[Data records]
——————

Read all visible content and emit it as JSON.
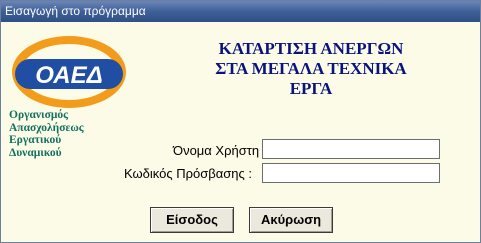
{
  "window": {
    "title": "Εισαγωγή στο πρόγραμμα"
  },
  "logo": {
    "text": "ΟΑΕΔ",
    "colors": {
      "ring": "#f39b1a",
      "blue": "#1f4ea3"
    }
  },
  "organization": {
    "lines": [
      "Οργανισμός",
      "Απασχολήσεως",
      "Εργατικού",
      "Δυναμικού"
    ]
  },
  "heading": {
    "lines": [
      "ΚΑΤΑΡΤΙΣΗ ΑΝΕΡΓΩΝ",
      "ΣΤΑ ΜΕΓΑΛΑ ΤΕΧΝΙΚΑ",
      "ΕΡΓΑ"
    ]
  },
  "form": {
    "username_label": "Όνομα Χρήστη :",
    "username_value": "",
    "password_label": "Κωδικός Πρόσβασης :",
    "password_value": ""
  },
  "buttons": {
    "login": "Είσοδος",
    "cancel": "Ακύρωση"
  }
}
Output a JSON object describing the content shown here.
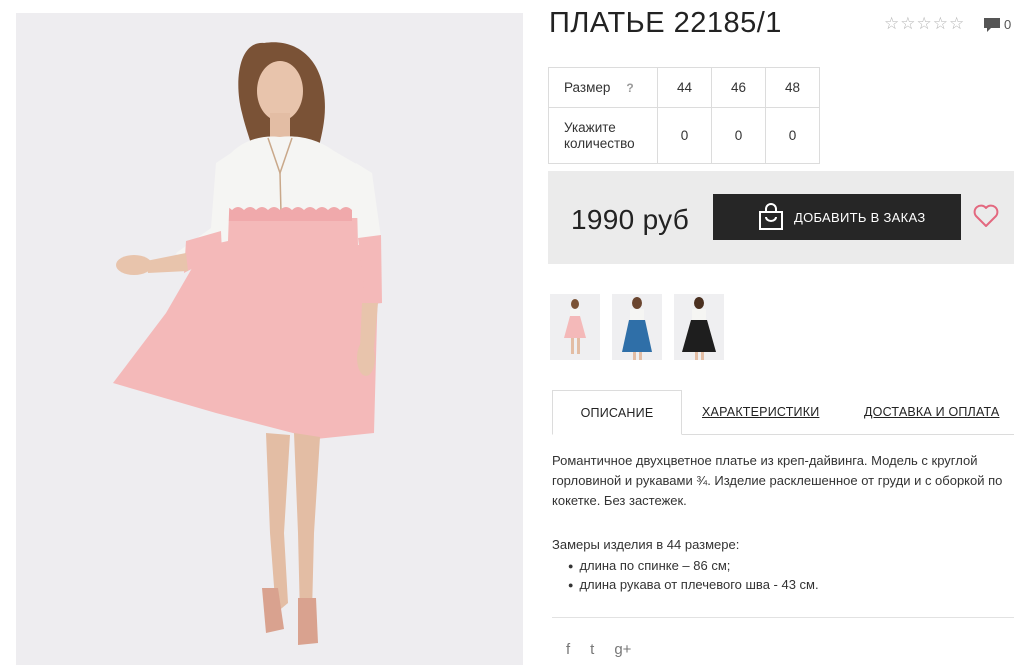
{
  "product": {
    "title": "ПЛАТЬЕ 22185/1",
    "rating_stars": "☆☆☆☆☆",
    "comment_count": "0"
  },
  "size_table": {
    "size_label": "Размер",
    "help_mark": "?",
    "qty_label_line1": "Укажите",
    "qty_label_line2": "количество",
    "sizes": [
      "44",
      "46",
      "48"
    ],
    "quantities": [
      "0",
      "0",
      "0"
    ]
  },
  "purchase": {
    "price": "1990 руб",
    "order_button": "ДОБАВИТЬ В ЗАКАЗ"
  },
  "tabs": {
    "description": "ОПИСАНИЕ",
    "characteristics": "ХАРАКТЕРИСТИКИ",
    "delivery": "ДОСТАВКА И ОПЛАТА"
  },
  "description": {
    "text": "Романтичное двухцветное платье из креп-дайвинга. Модель с круглой горловиной и рукавами ¾. Изделие расклешенное от груди и с оборкой по кокетке. Без застежек.",
    "measures_title": "Замеры изделия в 44 размере:",
    "measures": [
      "длина по спинке – 86 см;",
      "длина рукава от плечевого шва - 43 см."
    ]
  },
  "social": {
    "facebook": "f",
    "twitter": "t",
    "google": "g+"
  },
  "colors": {
    "button_bg": "#262626",
    "price_box_bg": "#ebebeb",
    "heart": "#e3687f",
    "dress_pink": "#f4b9b9",
    "dress_white": "#f5f5f3"
  }
}
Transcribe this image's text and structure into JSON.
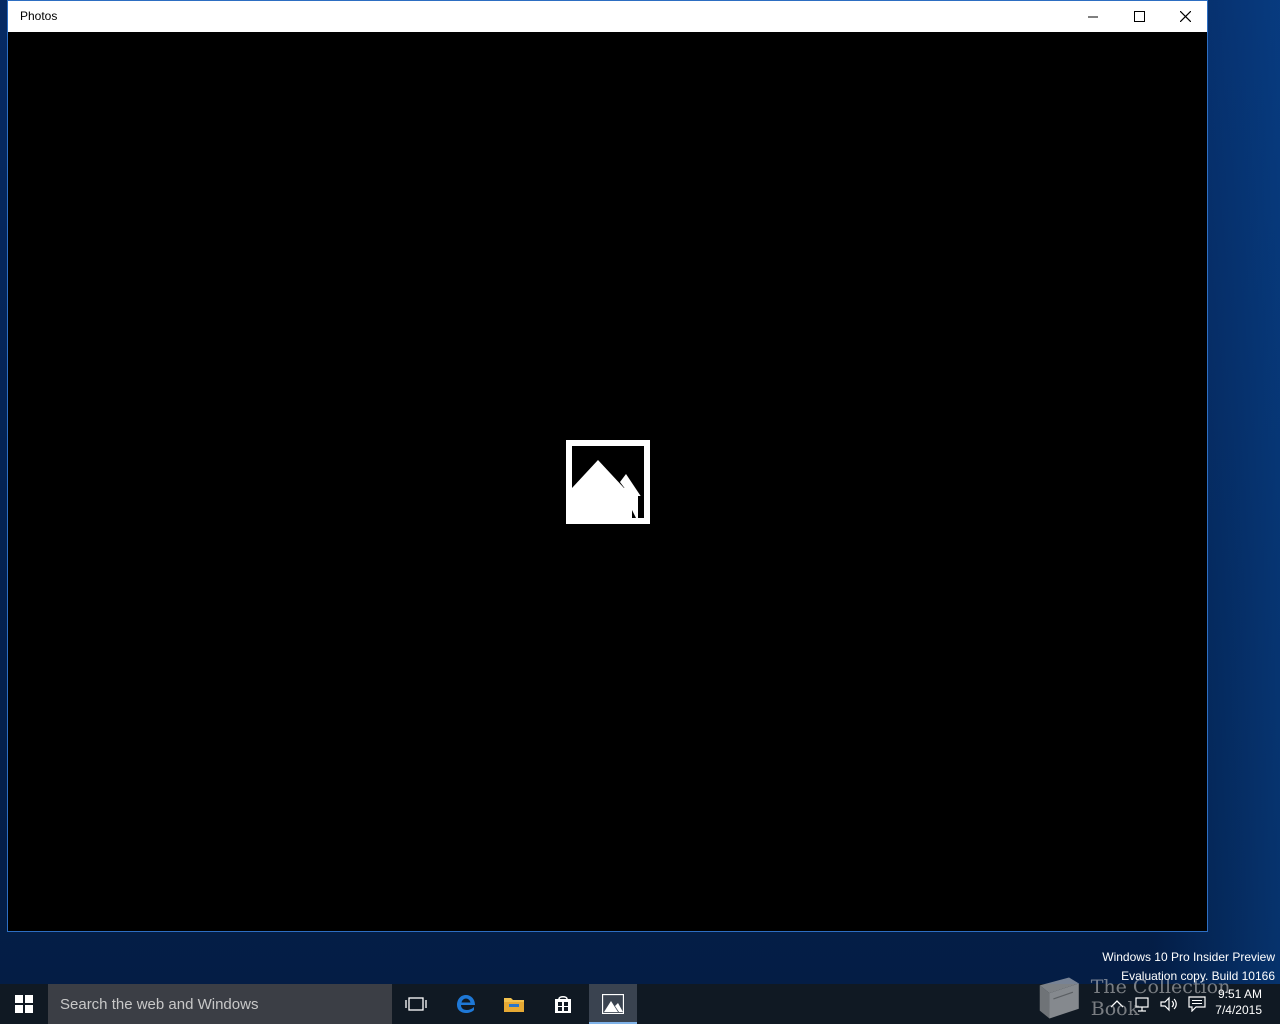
{
  "window": {
    "title": "Photos",
    "controls": {
      "minimize": "minimize-icon",
      "maximize": "maximize-icon",
      "close": "close-icon"
    }
  },
  "content": {
    "center_icon": "photos-app-icon"
  },
  "watermark": {
    "line1": "Windows 10 Pro Insider Preview",
    "line2": "Evaluation copy. Build 10166"
  },
  "overlay_logo": {
    "text": "The Collection Book"
  },
  "taskbar": {
    "search_placeholder": "Search the web and Windows",
    "icons": [
      "windows-start-icon",
      "task-view-icon",
      "edge-icon",
      "file-explorer-icon",
      "store-icon",
      "photos-icon"
    ],
    "active_app": "Photos",
    "clock": {
      "time": "9:51 AM",
      "date": "7/4/2015"
    },
    "tray_icons": [
      "chevron-up-icon",
      "network-icon",
      "volume-icon",
      "action-center-icon"
    ]
  },
  "colors": {
    "window_border": "#2d6ec2",
    "taskbar": "#101923",
    "search_box": "#3b3e45",
    "active_indicator": "#7fb2e8"
  }
}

——————

» The exercise
List each line in the listing that contains the string "description".

» Exercise solution
    "description": "ОПИСАНИЕ",
  "description": {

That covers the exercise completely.